#### [WHAT TO PRODUCE]
Without the pictures, return each record as it appears.
---
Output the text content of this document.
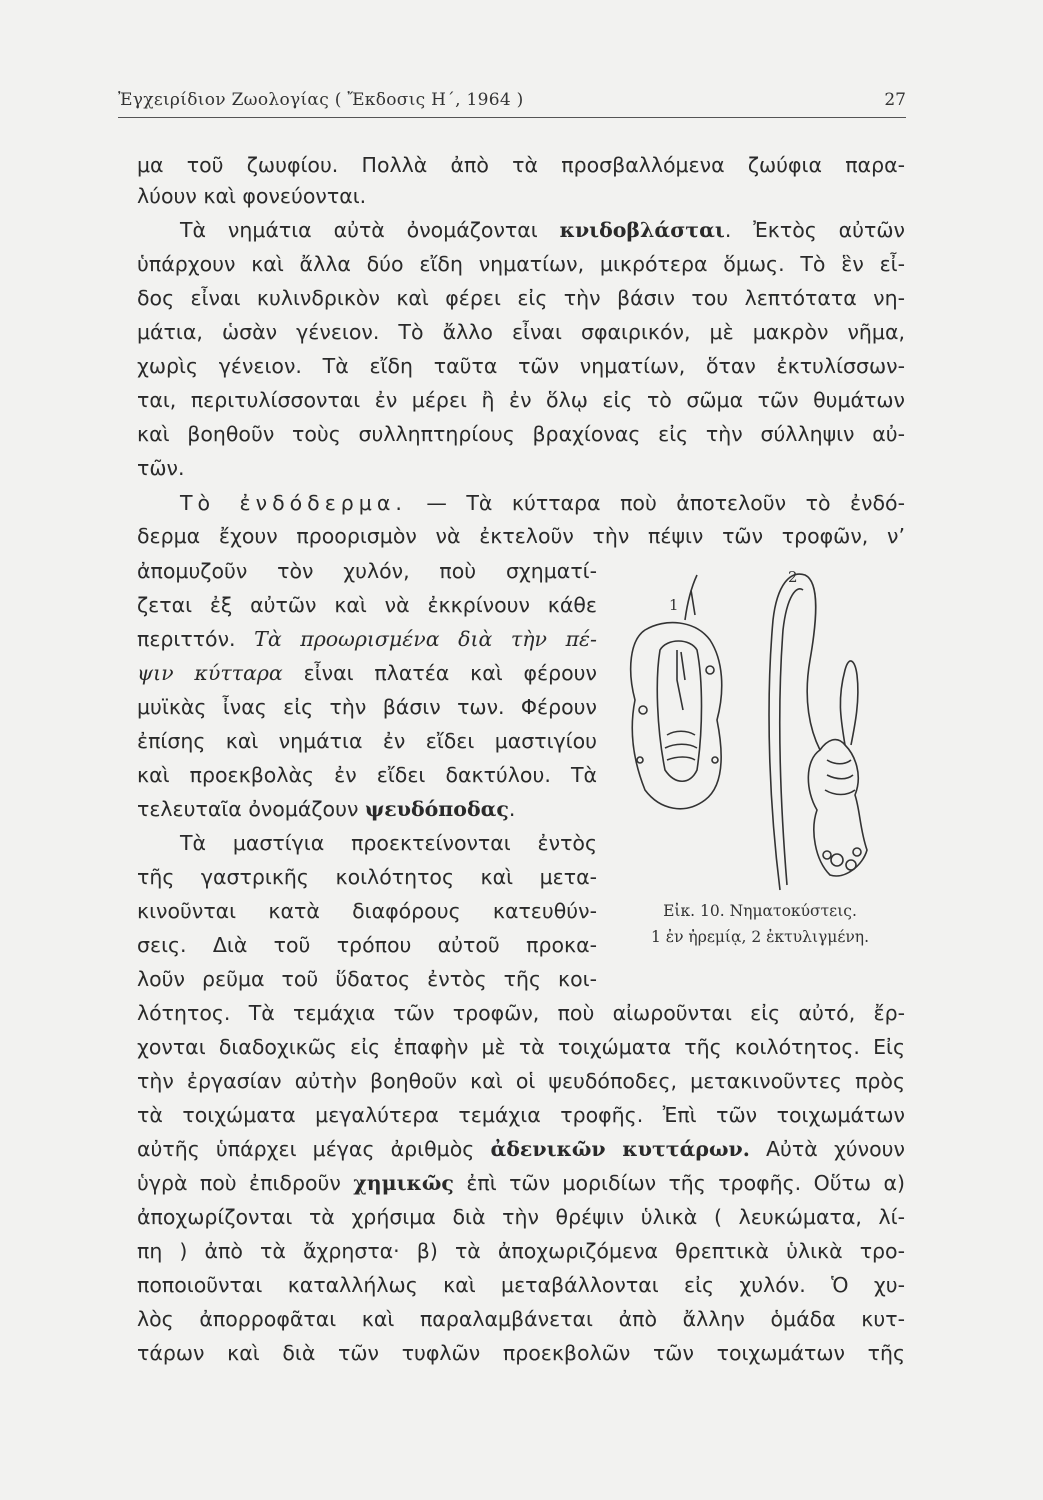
Ἐγχειρίδιον Ζωολογίας ( Ἔκδοσις Η΄, 1964 )	27
μα τοῦ ζωυφίου. Πολλὰ ἀπὸ τὰ προσβαλλόμενα ζωύφια παρα-
λύουν καὶ φονεύονται.
Τὰ νημάτια αὐτὰ ὀνομάζονται κνιδοβλάσται. Ἐκτὸς αὐτῶν
ὑπάρχουν καὶ ἄλλα δύο εἴδη νηματίων, μικρότερα ὅμως. Τὸ ἓν εἶ-
δος εἶναι κυλινδρικὸν καὶ φέρει εἰς τὴν βάσιν του λεπτότατα νη-
μάτια, ὡσὰν γένειον. Τὸ ἄλλο εἶναι σφαιρικόν, μὲ μακρὸν νῆμα,
χωρὶς γένειον. Τὰ εἴδη ταῦτα τῶν νηματίων, ὅταν ἐκτυλίσσων-
ται, περιτυλίσσονται ἐν μέρει ἢ ἐν ὅλῳ εἰς τὸ σῶμα τῶν θυμάτων
καὶ βοηθοῦν τοὺς συλληπτηρίους βραχίονας εἰς τὴν σύλληψιν αὐ-
τῶν.
Τὸ ἐνδόδερμα. — Τὰ κύτταρα ποὺ ἀποτελοῦν τὸ ἐνδό-
δερμα ἔχουν προορισμὸν νὰ ἐκτελοῦν τὴν πέψιν τῶν τροφῶν, ν’
ἀπομυζοῦν τὸν χυλόν, ποὺ σχηματί-
ζεται ἐξ αὐτῶν καὶ νὰ ἐκκρίνουν κάθε
περιττόν. Τὰ προωρισμένα διὰ τὴν πέ-
ψιν κύτταρα εἶναι πλατέα καὶ φέρουν
μυϊκὰς ἶνας εἰς τὴν βάσιν των. Φέρουν
ἐπίσης καὶ νημάτια ἐν εἴδει μαστιγίου
καὶ προεκβολὰς ἐν εἴδει δακτύλου. Τὰ
τελευταῖα ὀνομάζουν ψευδόποδας.
Τὰ μαστίγια προεκτείνονται ἐντὸς
τῆς γαστρικῆς κοιλότητος καὶ μετα-
κινοῦνται κατὰ διαφόρους κατευθύν-
σεις. Διὰ τοῦ τρόπου αὐτοῦ προκα-
λοῦν ρεῦμα τοῦ ὕδατος ἐντὸς τῆς κοι-
λότητος. Τὰ τεμάχια τῶν τροφῶν, ποὺ αἰωροῦνται εἰς αὐτό, ἔρ-
χονται διαδοχικῶς εἰς ἐπαφὴν μὲ τὰ τοιχώματα τῆς κοιλότητος. Εἰς
τὴν ἐργασίαν αὐτὴν βοηθοῦν καὶ οἱ ψευδόποδες, μετακινοῦντες πρὸς
τὰ τοιχώματα μεγαλύτερα τεμάχια τροφῆς. Ἐπὶ τῶν τοιχωμάτων
αὐτῆς ὑπάρχει μέγας ἀριθμὸς ἀδενικῶν κυττάρων. Αὐτὰ χύνουν
ὑγρὰ ποὺ ἐπιδροῦν χημικῶς ἐπὶ τῶν μοριδίων τῆς τροφῆς. Οὕτω α)
ἀποχωρίζονται τὰ χρήσιμα διὰ τὴν θρέψιν ὑλικὰ ( λευκώματα, λί-
πη ) ἀπὸ τὰ ἄχρηστα· β) τὰ ἀποχωριζόμενα θρεπτικὰ ὑλικὰ τρο-
ποποιοῦνται καταλλήλως καὶ μεταβάλλονται εἰς χυλόν. Ὁ χυ-
λὸς ἀπορροφᾶται καὶ παραλαμβάνεται ἀπὸ ἄλλην ὁμάδα κυτ-
τάρων καὶ διὰ τῶν τυφλῶν προεκβολῶν τῶν τοιχωμάτων τῆς
1
2
Εἰκ. 10. Νηματοκύστεις.
1 ἐν ἠρεμίᾳ, 2 ἐκτυλιγμένη.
---
#### [RESPONSE TO THE TASK]
Output the text content of this document.
Ἐγχειρίδιον Ζωολογίας ( Ἔκδοσις Η΄, 1964 )	27
μα τοῦ ζωυφίου. Πολλὰ ἀπὸ τὰ προσβαλλόμενα ζωύφια παρα-
λύουν καὶ φονεύονται.
Τὰ νημάτια αὐτὰ ὀνομάζονται κνιδοβλάσται. Ἐκτὸς αὐτῶν
ὑπάρχουν καὶ ἄλλα δύο εἴδη νηματίων, μικρότερα ὅμως. Τὸ ἓν εἶ-
δος εἶναι κυλινδρικὸν καὶ φέρει εἰς τὴν βάσιν του λεπτότατα νη-
μάτια, ὡσὰν γένειον. Τὸ ἄλλο εἶναι σφαιρικόν, μὲ μακρὸν νῆμα,
χωρὶς γένειον. Τὰ εἴδη ταῦτα τῶν νηματίων, ὅταν ἐκτυλίσσων-
ται, περιτυλίσσονται ἐν μέρει ἢ ἐν ὅλῳ εἰς τὸ σῶμα τῶν θυμάτων
καὶ βοηθοῦν τοὺς συλληπτηρίους βραχίονας εἰς τὴν σύλληψιν αὐ-
τῶν.
Τὸ ἐνδόδερμα. — Τὰ κύτταρα ποὺ ἀποτελοῦν τὸ ἐνδό-
δερμα ἔχουν προορισμὸν νὰ ἐκτελοῦν τὴν πέψιν τῶν τροφῶν, ν’
ἀπομυζοῦν τὸν χυλόν, ποὺ σχηματί-
ζεται ἐξ αὐτῶν καὶ νὰ ἐκκρίνουν κάθε
περιττόν. Τὰ προωρισμένα διὰ τὴν πέ-
ψιν κύτταρα εἶναι πλατέα καὶ φέρουν
μυϊκὰς ἶνας εἰς τὴν βάσιν των. Φέρουν
ἐπίσης καὶ νημάτια ἐν εἴδει μαστιγίου
καὶ προεκβολὰς ἐν εἴδει δακτύλου. Τὰ
τελευταῖα ὀνομάζουν ψευδόποδας.
Τὰ μαστίγια προεκτείνονται ἐντὸς
τῆς γαστρικῆς κοιλότητος καὶ μετα-
κινοῦνται κατὰ διαφόρους κατευθύν-
σεις. Διὰ τοῦ τρόπου αὐτοῦ προκα-
λοῦν ρεῦμα τοῦ ὕδατος ἐντὸς τῆς κοι-
λότητος. Τὰ τεμάχια τῶν τροφῶν, ποὺ αἰωροῦνται εἰς αὐτό, ἔρ-
χονται διαδοχικῶς εἰς ἐπαφὴν μὲ τὰ τοιχώματα τῆς κοιλότητος. Εἰς
τὴν ἐργασίαν αὐτὴν βοηθοῦν καὶ οἱ ψευδόποδες, μετακινοῦντες πρὸς
τὰ τοιχώματα μεγαλύτερα τεμάχια τροφῆς. Ἐπὶ τῶν τοιχωμάτων
αὐτῆς ὑπάρχει μέγας ἀριθμὸς ἀδενικῶν κυττάρων. Αὐτὰ χύνουν
ὑγρὰ ποὺ ἐπιδροῦν χημικῶς ἐπὶ τῶν μοριδίων τῆς τροφῆς. Οὕτω α)
ἀποχωρίζονται τὰ χρήσιμα διὰ τὴν θρέψιν ὑλικὰ ( λευκώματα, λί-
πη ) ἀπὸ τὰ ἄχρηστα· β) τὰ ἀποχωριζόμενα θρεπτικὰ ὑλικὰ τρο-
ποποιοῦνται καταλλήλως καὶ μεταβάλλονται εἰς χυλόν. Ὁ χυ-
λὸς ἀπορροφᾶται καὶ παραλαμβάνεται ἀπὸ ἄλλην ὁμάδα κυτ-
τάρων καὶ διὰ τῶν τυφλῶν προεκβολῶν τῶν τοιχωμάτων τῆς
1
2
Εἰκ. 10. Νηματοκύστεις.
1 ἐν ἠρεμίᾳ, 2 ἐκτυλιγμένη.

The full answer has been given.